## START INPUT
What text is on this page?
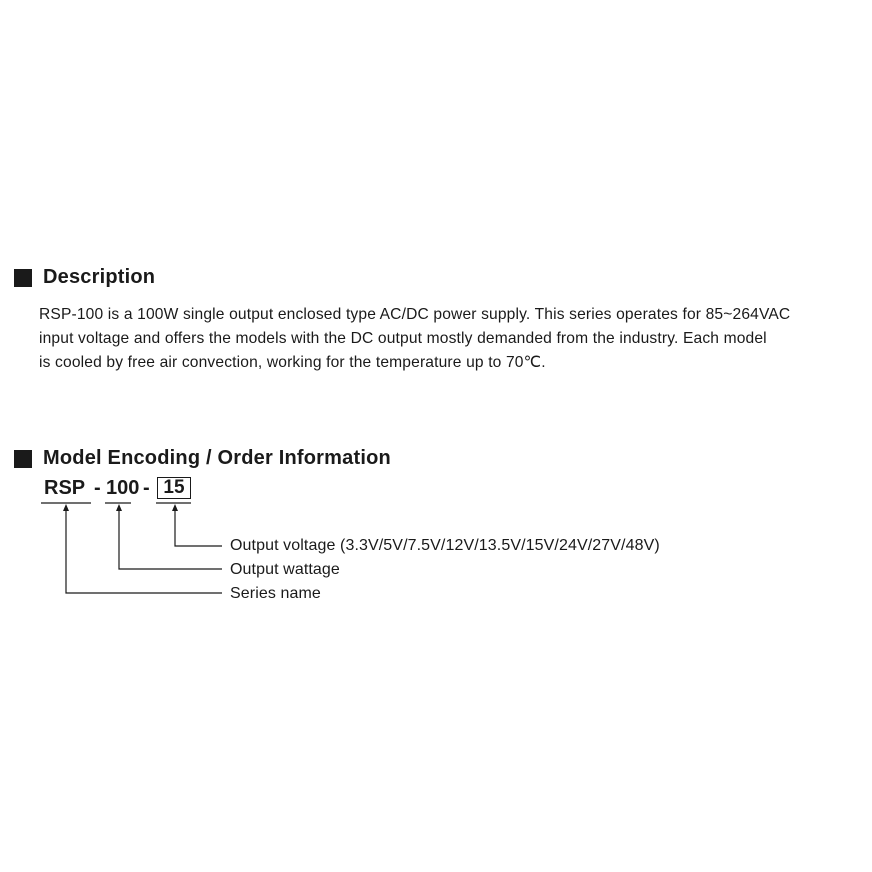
Description

RSP-100 is a 100W single output enclosed type AC/DC power supply. This series operates for 85~264VAC
input voltage and offers the models with the DC output mostly demanded from the industry. Each model
is cooled by free air convection, working for the temperature up to 70℃.

Model Encoding / Order Information
RSP - 100 - 15
Output voltage (3.3V/5V/7.5V/12V/13.5V/15V/24V/27V/48V)
Output wattage
Series name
## END INPUT
**AIM OF THE TASK:** Reproduce the material above verbatim; omit every picture.

**RESULT OF THE TASK:**
What text is on this page?
Description

RSP-100 is a 100W single output enclosed type AC/DC power supply. This series operates for 85~264VAC
input voltage and offers the models with the DC output mostly demanded from the industry. Each model
is cooled by free air convection, working for the temperature up to 70℃.

Model Encoding / Order Information
RSP - 100 - 15
Output voltage (3.3V/5V/7.5V/12V/13.5V/15V/24V/27V/48V)
Output wattage
Series name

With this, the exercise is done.